Requirements >> Count each line in which the word "lion" appears. Reply with the total and nothing more.

Figure content listings
.....

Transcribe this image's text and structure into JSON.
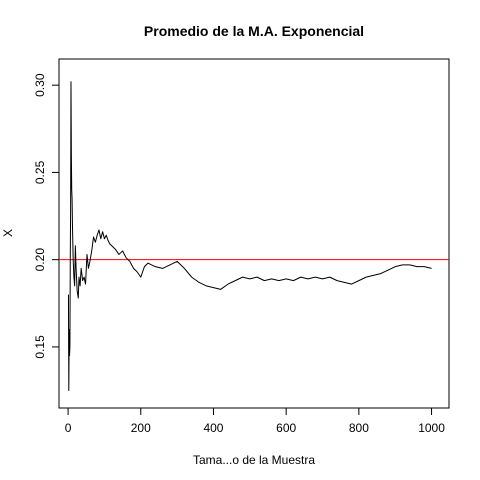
{
  "chart_data": {
    "type": "line",
    "title": "Promedio de la M.A. Exponencial",
    "xlabel": "Tama...o de la Muestra",
    "ylabel": "X",
    "xlim": [
      -25,
      1048
    ],
    "ylim": [
      0.115,
      0.315
    ],
    "xticks": [
      0,
      200,
      400,
      600,
      800,
      1000
    ],
    "xtick_labels": [
      "0",
      "200",
      "400",
      "600",
      "800",
      "1000"
    ],
    "yticks": [
      0.15,
      0.2,
      0.25,
      0.3
    ],
    "ytick_labels": [
      "0.15",
      "0.20",
      "0.25",
      "0.30"
    ],
    "grid": false,
    "reference_line": {
      "y": 0.2,
      "color": "#ff0000"
    },
    "series": [
      {
        "color": "#000000",
        "x": [
          1,
          2,
          3,
          4,
          5,
          6,
          7,
          8,
          9,
          10,
          11,
          12,
          14,
          16,
          18,
          20,
          22,
          25,
          28,
          30,
          33,
          36,
          40,
          44,
          48,
          52,
          56,
          60,
          65,
          70,
          75,
          80,
          85,
          90,
          95,
          100,
          105,
          110,
          115,
          120,
          130,
          140,
          150,
          160,
          170,
          180,
          190,
          200,
          210,
          220,
          230,
          240,
          260,
          280,
          300,
          320,
          340,
          360,
          380,
          400,
          420,
          440,
          460,
          480,
          500,
          520,
          540,
          560,
          580,
          600,
          620,
          640,
          660,
          680,
          700,
          720,
          740,
          760,
          780,
          800,
          820,
          840,
          860,
          880,
          900,
          920,
          940,
          960,
          980,
          1000
        ],
        "y": [
          0.18,
          0.125,
          0.16,
          0.145,
          0.15,
          0.2,
          0.23,
          0.302,
          0.26,
          0.24,
          0.235,
          0.22,
          0.2,
          0.19,
          0.185,
          0.208,
          0.195,
          0.182,
          0.178,
          0.19,
          0.185,
          0.195,
          0.188,
          0.19,
          0.186,
          0.203,
          0.195,
          0.199,
          0.205,
          0.213,
          0.21,
          0.214,
          0.217,
          0.212,
          0.216,
          0.212,
          0.214,
          0.211,
          0.209,
          0.208,
          0.206,
          0.203,
          0.205,
          0.201,
          0.199,
          0.195,
          0.193,
          0.19,
          0.196,
          0.198,
          0.197,
          0.196,
          0.195,
          0.197,
          0.199,
          0.195,
          0.19,
          0.187,
          0.185,
          0.184,
          0.183,
          0.186,
          0.188,
          0.19,
          0.189,
          0.19,
          0.188,
          0.189,
          0.188,
          0.189,
          0.188,
          0.19,
          0.189,
          0.19,
          0.189,
          0.19,
          0.188,
          0.187,
          0.186,
          0.188,
          0.19,
          0.191,
          0.192,
          0.194,
          0.196,
          0.197,
          0.197,
          0.196,
          0.196,
          0.195
        ]
      }
    ]
  }
}
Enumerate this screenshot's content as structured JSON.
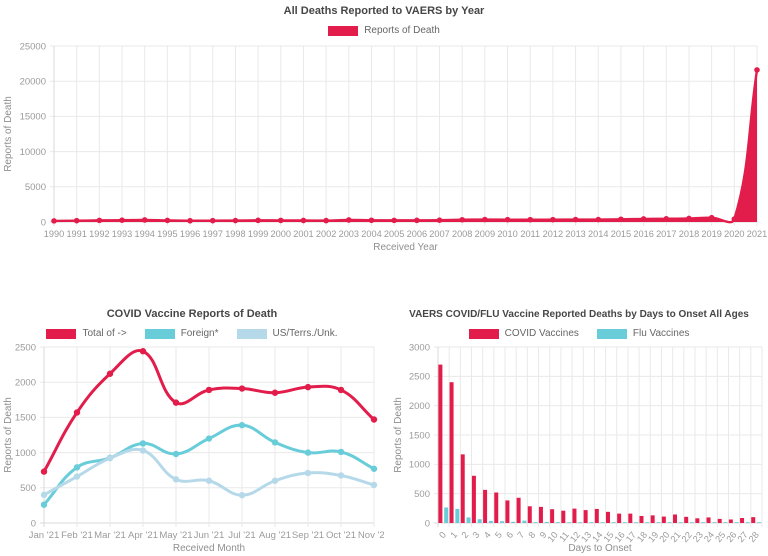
{
  "colors": {
    "red": "#e21d4b",
    "teal": "#68ccd9",
    "light_blue": "#b6d9ea",
    "grid": "#e9e9e9",
    "axis": "#d8d8d8",
    "tick_text": "#9b9b9b",
    "axis_title_text": "#8f8f8f",
    "chart_title_text": "#464646",
    "legend_text": "#666666"
  },
  "chart_data": [
    {
      "type": "area",
      "title": "All Deaths Reported to VAERS by Year",
      "xlabel": "Received Year",
      "ylabel": "Reports of Death",
      "ylim": [
        0,
        25000
      ],
      "ytick_step": 5000,
      "grid": true,
      "legend_position": "top",
      "categories": [
        "1990",
        "1991",
        "1992",
        "1993",
        "1994",
        "1995",
        "1996",
        "1997",
        "1998",
        "1999",
        "2000",
        "2001",
        "2002",
        "2003",
        "2004",
        "2005",
        "2006",
        "2007",
        "2008",
        "2009",
        "2010",
        "2011",
        "2012",
        "2013",
        "2014",
        "2015",
        "2016",
        "2017",
        "2018",
        "2019",
        "2020",
        "2021"
      ],
      "series": [
        {
          "name": "Reports of Death",
          "color": "#e21d4b",
          "fill": true,
          "values": [
            150,
            190,
            230,
            255,
            290,
            225,
            180,
            190,
            205,
            235,
            225,
            215,
            200,
            290,
            245,
            230,
            235,
            255,
            320,
            345,
            330,
            335,
            335,
            345,
            345,
            385,
            430,
            455,
            505,
            610,
            420,
            21600
          ]
        }
      ]
    },
    {
      "type": "line",
      "title": "COVID Vaccine Reports of Death",
      "xlabel": "Received Month",
      "ylabel": "Reports of Death",
      "ylim": [
        0,
        2500
      ],
      "ytick_step": 500,
      "grid": true,
      "legend_position": "top",
      "categories": [
        "Jan '21",
        "Feb '21",
        "Mar '21",
        "Apr '21",
        "May '21",
        "Jun '21",
        "Jul '21",
        "Aug '21",
        "Sep '21",
        "Oct '21",
        "Nov '21"
      ],
      "series": [
        {
          "name": "Total of ->",
          "color": "#e21d4b",
          "fill": false,
          "values": [
            730,
            1570,
            2120,
            2440,
            1710,
            1890,
            1910,
            1850,
            1930,
            1890,
            1470
          ]
        },
        {
          "name": "Foreign*",
          "color": "#68ccd9",
          "fill": false,
          "values": [
            260,
            790,
            925,
            1130,
            980,
            1200,
            1390,
            1145,
            1000,
            1010,
            770
          ]
        },
        {
          "name": "US/Terrs./Unk.",
          "color": "#b6d9ea",
          "fill": false,
          "values": [
            400,
            660,
            920,
            1030,
            620,
            600,
            395,
            600,
            710,
            675,
            540
          ]
        }
      ]
    },
    {
      "type": "bar",
      "title": "VAERS COVID/FLU Vaccine Reported Deaths by Days to Onset All Ages",
      "xlabel": "Days to Onset",
      "ylabel": "Reports of Death",
      "ylim": [
        0,
        3000
      ],
      "ytick_step": 500,
      "grid": true,
      "legend_position": "top",
      "rotate_x_labels": true,
      "categories": [
        "0",
        "1",
        "2",
        "3",
        "4",
        "5",
        "6",
        "7",
        "8",
        "9",
        "10",
        "11",
        "12",
        "13",
        "14",
        "15",
        "16",
        "17",
        "18",
        "19",
        "20",
        "21",
        "22",
        "23",
        "24",
        "25",
        "26",
        "27",
        "28"
      ],
      "series": [
        {
          "name": "COVID Vaccines",
          "color": "#e21d4b",
          "values": [
            2700,
            2400,
            1170,
            805,
            565,
            520,
            385,
            430,
            285,
            275,
            235,
            210,
            245,
            220,
            240,
            190,
            160,
            160,
            120,
            130,
            110,
            145,
            105,
            80,
            95,
            70,
            60,
            85,
            100
          ]
        },
        {
          "name": "Flu Vaccines",
          "color": "#68ccd9",
          "values": [
            265,
            240,
            95,
            65,
            35,
            30,
            20,
            40,
            15,
            18,
            15,
            8,
            12,
            14,
            12,
            6,
            5,
            5,
            4,
            4,
            5,
            4,
            3,
            3,
            4,
            2,
            2,
            3,
            3
          ]
        }
      ]
    }
  ]
}
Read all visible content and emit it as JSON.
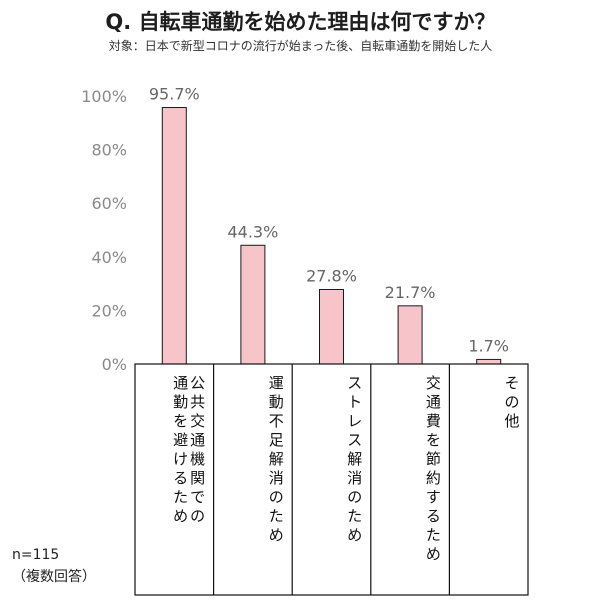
{
  "chart_data": {
    "type": "bar",
    "title": "Q. 自転車通勤を始めた理由は何ですか？",
    "subtitle": "対象：日本で新型コロナの流行が始まった後、自転車通勤を開始した人",
    "categories": [
      "公共交通機関での通勤を避けるため",
      "運動不足解消のため",
      "ストレス解消のため",
      "交通費を節約するため",
      "その他"
    ],
    "category_columns": [
      [
        "公共交通機関での",
        "通勤を避けるため"
      ],
      [
        "運動不足解消のため"
      ],
      [
        "ストレス解消のため"
      ],
      [
        "交通費を節約するため"
      ],
      [
        "その他"
      ]
    ],
    "values": [
      95.7,
      44.3,
      27.8,
      21.7,
      1.7
    ],
    "value_labels": [
      "95.7%",
      "44.3%",
      "27.8%",
      "21.7%",
      "1.7%"
    ],
    "y_ticks": [
      0,
      20,
      40,
      60,
      80,
      100
    ],
    "y_tick_labels": [
      "0%",
      "20%",
      "40%",
      "60%",
      "80%",
      "100%"
    ],
    "ylim": [
      0,
      100
    ],
    "grid": false,
    "bar_color": "#f7c5c9",
    "bar_edge_color": "#1a1a1a"
  },
  "notes": {
    "sample_size": "n=115",
    "multiple_answers": "（複数回答）"
  }
}
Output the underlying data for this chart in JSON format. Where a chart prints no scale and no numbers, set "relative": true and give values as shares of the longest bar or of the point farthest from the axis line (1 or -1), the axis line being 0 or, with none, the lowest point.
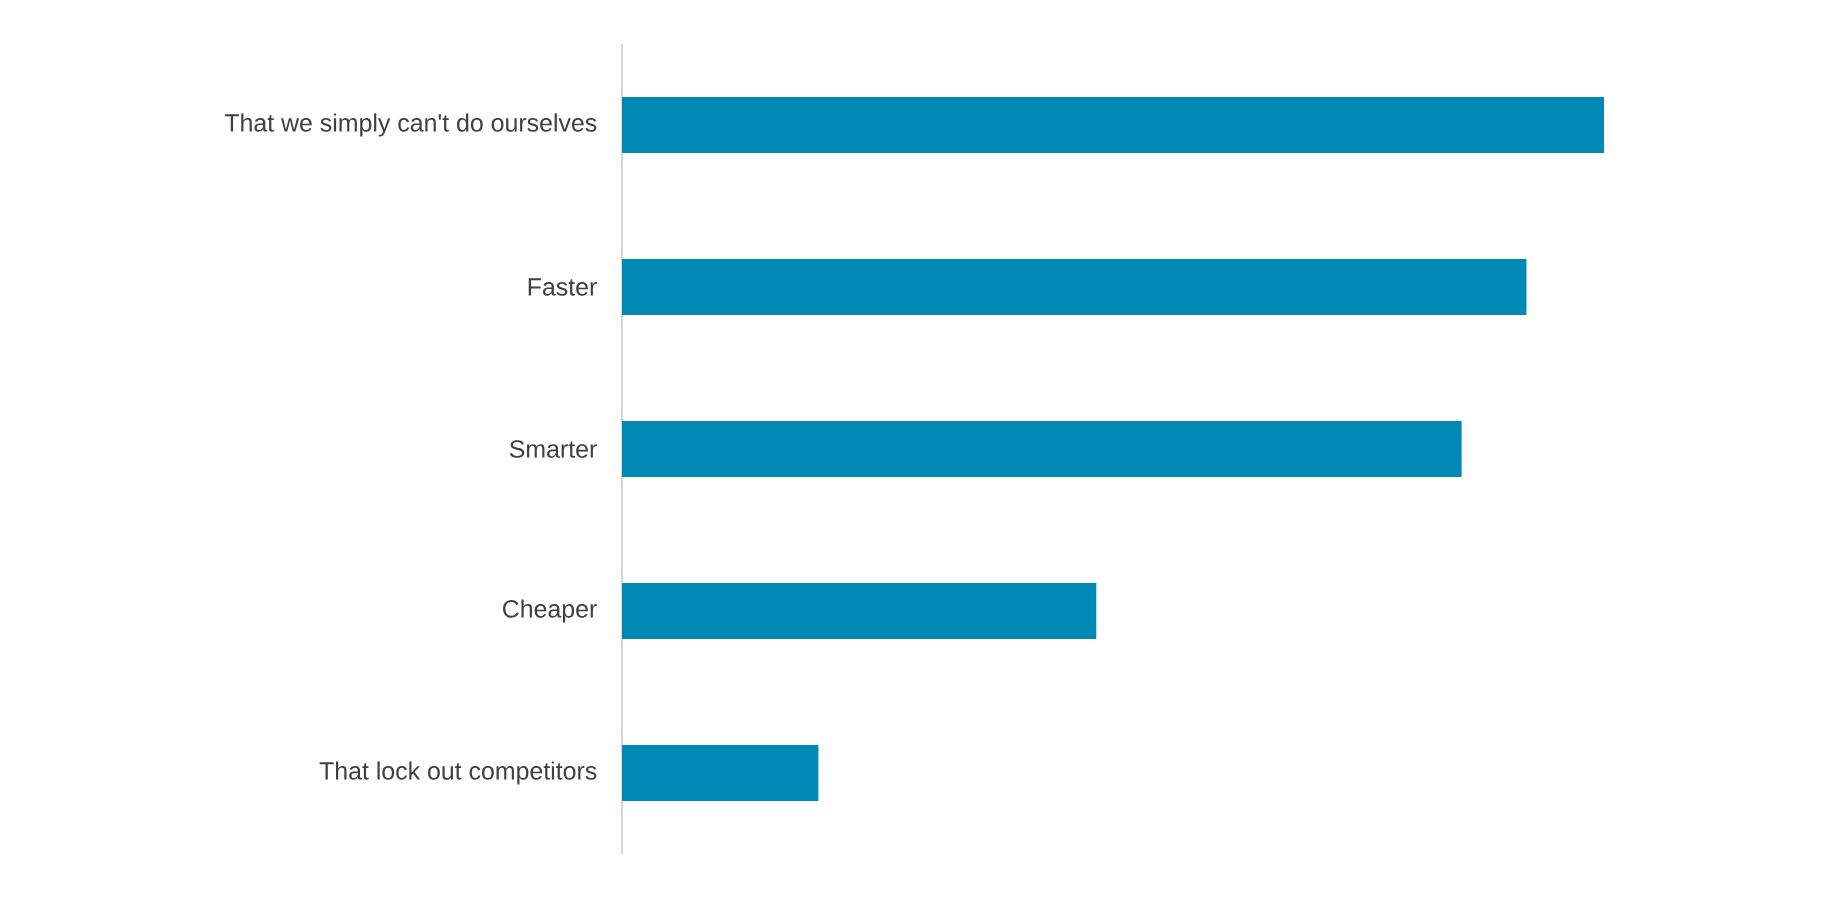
{
  "chart_data": {
    "type": "bar",
    "orientation": "horizontal",
    "relative": true,
    "color": "#0089b4",
    "categories": [
      "That we simply can't do ourselves",
      "Faster",
      "Smarter",
      "Cheaper",
      "That lock out competitors"
    ],
    "values": [
      1,
      0.921,
      0.855,
      0.483,
      0.2
    ]
  }
}
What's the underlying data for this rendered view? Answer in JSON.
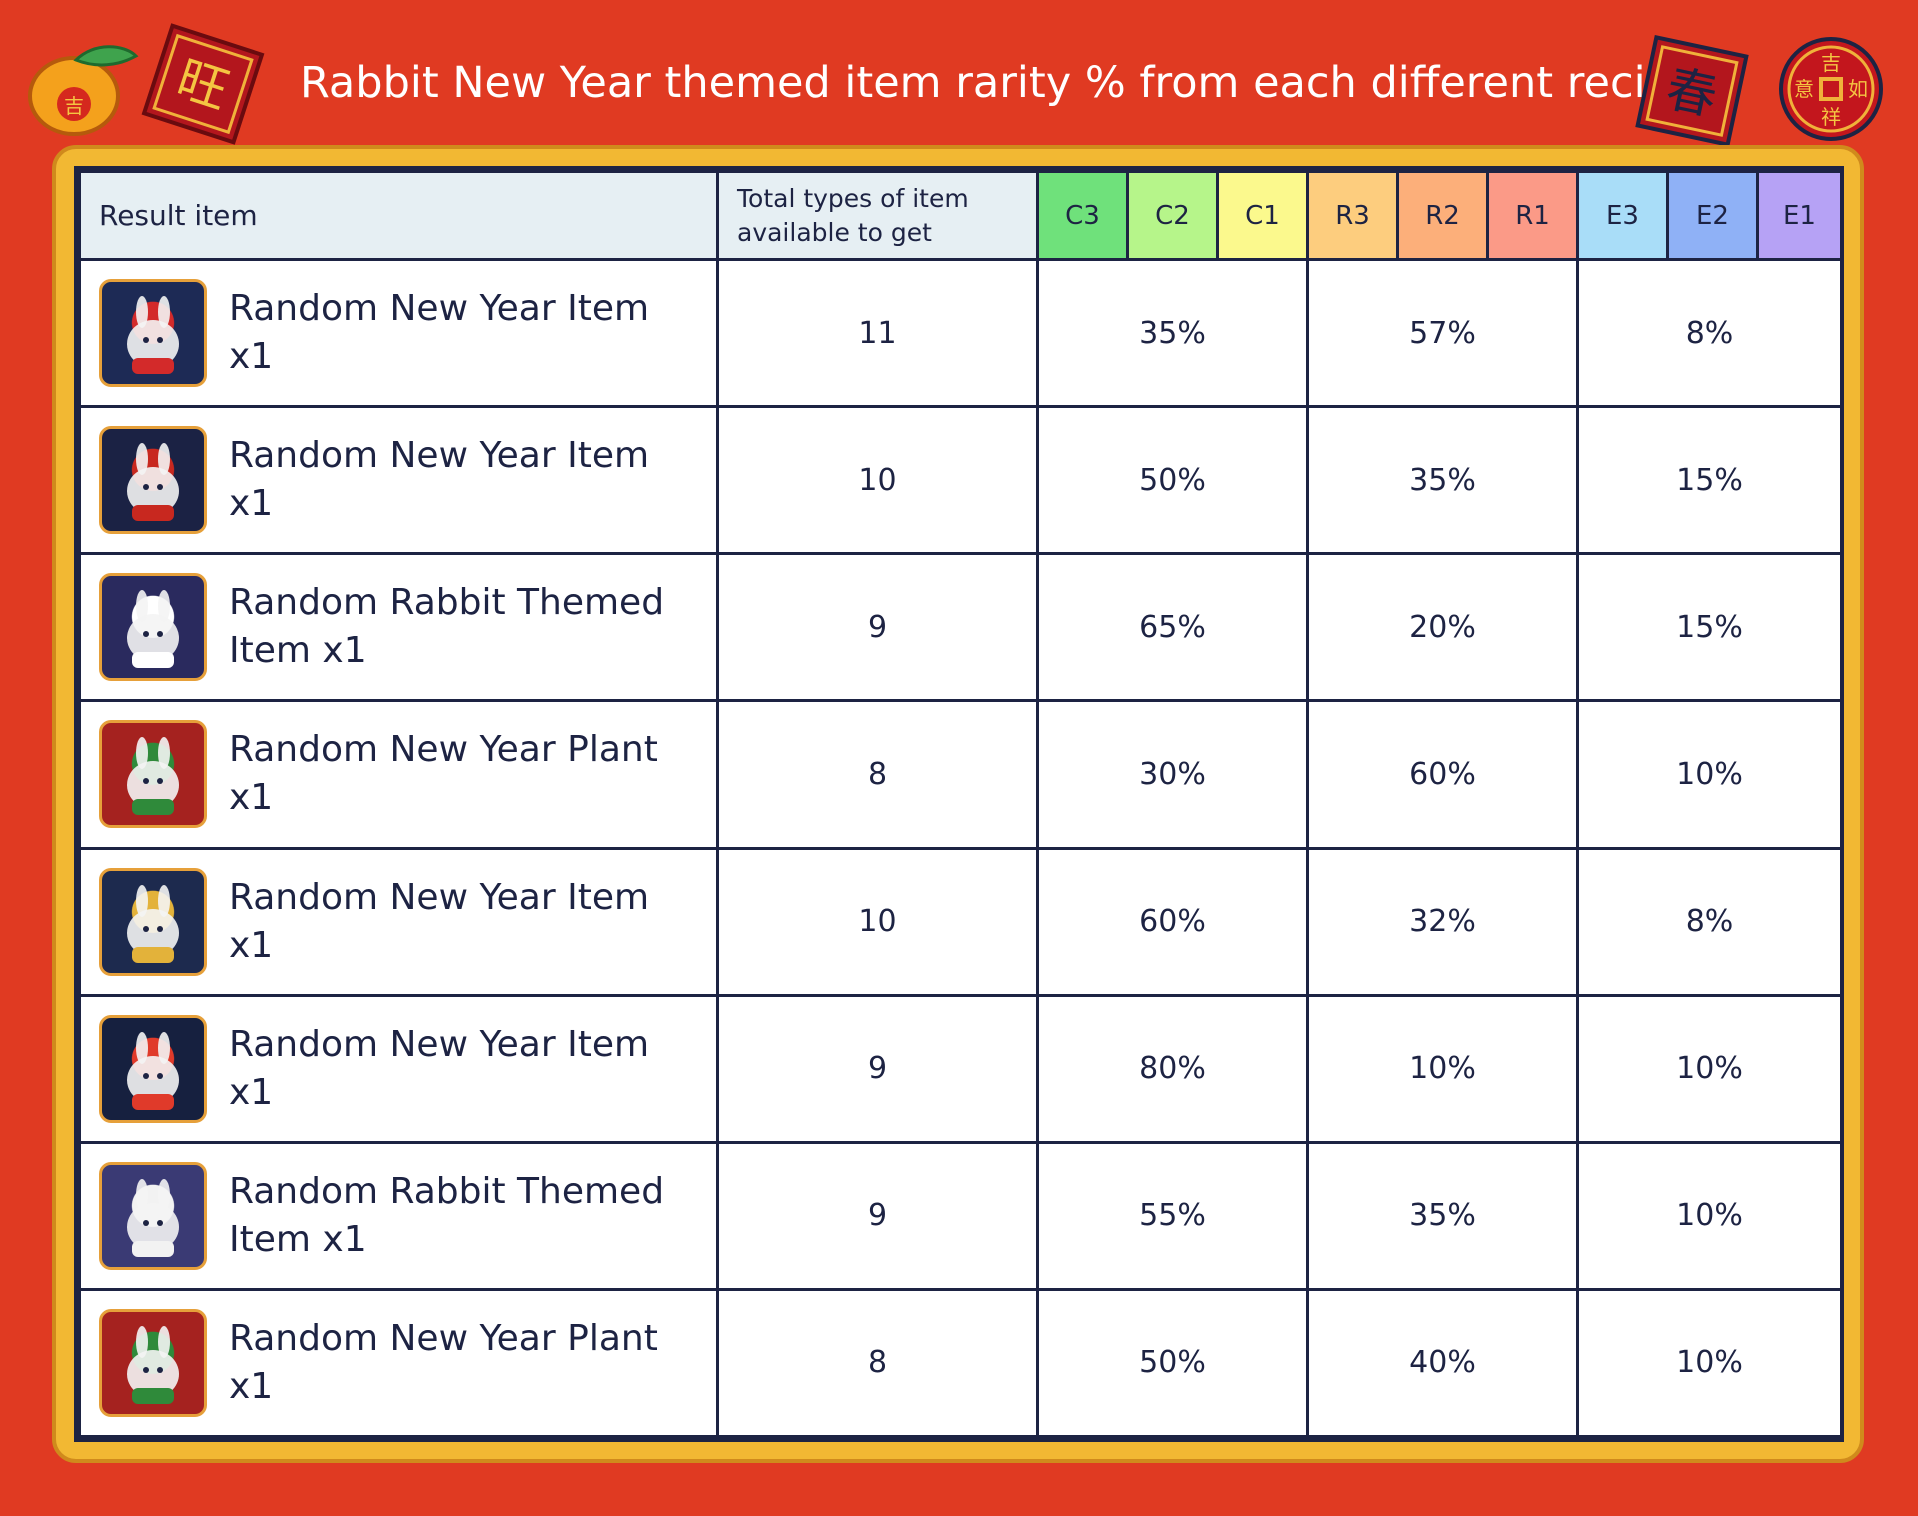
{
  "title": "Rabbit New Year themed item rarity % from each different recipe:",
  "decorations": {
    "left_tag_char": "旺",
    "orange_char": "吉",
    "right_tag_char": "春",
    "coin_chars": [
      "吉",
      "意",
      "如",
      "祥"
    ]
  },
  "table": {
    "headers": {
      "result_item": "Result item",
      "total_types": "Total types of item available to get",
      "rarities": [
        {
          "label": "C3",
          "color": "#6fe17b"
        },
        {
          "label": "C2",
          "color": "#b6f58a"
        },
        {
          "label": "C1",
          "color": "#fbf98d"
        },
        {
          "label": "R3",
          "color": "#fdcd7e"
        },
        {
          "label": "R2",
          "color": "#fcaf7a"
        },
        {
          "label": "R1",
          "color": "#fb9a87"
        },
        {
          "label": "E3",
          "color": "#a9ddf8"
        },
        {
          "label": "E2",
          "color": "#8fb1f6"
        },
        {
          "label": "E1",
          "color": "#b6a2f5"
        }
      ]
    },
    "rows": [
      {
        "item": "Random New Year Item x1",
        "icon": "lion-dance-rabbit-icon",
        "total": "11",
        "common": "35%",
        "rare": "57%",
        "epic": "8%"
      },
      {
        "item": "Random New Year Item x1",
        "icon": "dragon-costume-rabbit-icon",
        "total": "10",
        "common": "50%",
        "rare": "35%",
        "epic": "15%"
      },
      {
        "item": "Random Rabbit Themed Item x1",
        "icon": "rabbit-daruma-icon",
        "total": "9",
        "common": "65%",
        "rare": "20%",
        "epic": "15%"
      },
      {
        "item": "Random New Year Plant x1",
        "icon": "bamboo-plant-icon",
        "total": "8",
        "common": "30%",
        "rare": "60%",
        "epic": "10%"
      },
      {
        "item": "Random New Year Item x1",
        "icon": "golden-lion-rabbit-icon",
        "total": "10",
        "common": "60%",
        "rare": "32%",
        "epic": "8%"
      },
      {
        "item": "Random New Year Item x1",
        "icon": "red-mask-glasses-icon",
        "total": "9",
        "common": "80%",
        "rare": "10%",
        "epic": "10%"
      },
      {
        "item": "Random Rabbit Themed Item x1",
        "icon": "rabbit-hood-daruma-icon",
        "total": "9",
        "common": "55%",
        "rare": "35%",
        "epic": "10%"
      },
      {
        "item": "Random New Year Plant x1",
        "icon": "firecracker-plant-icon",
        "total": "8",
        "common": "50%",
        "rare": "40%",
        "epic": "10%"
      }
    ]
  }
}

.....

In response >> 2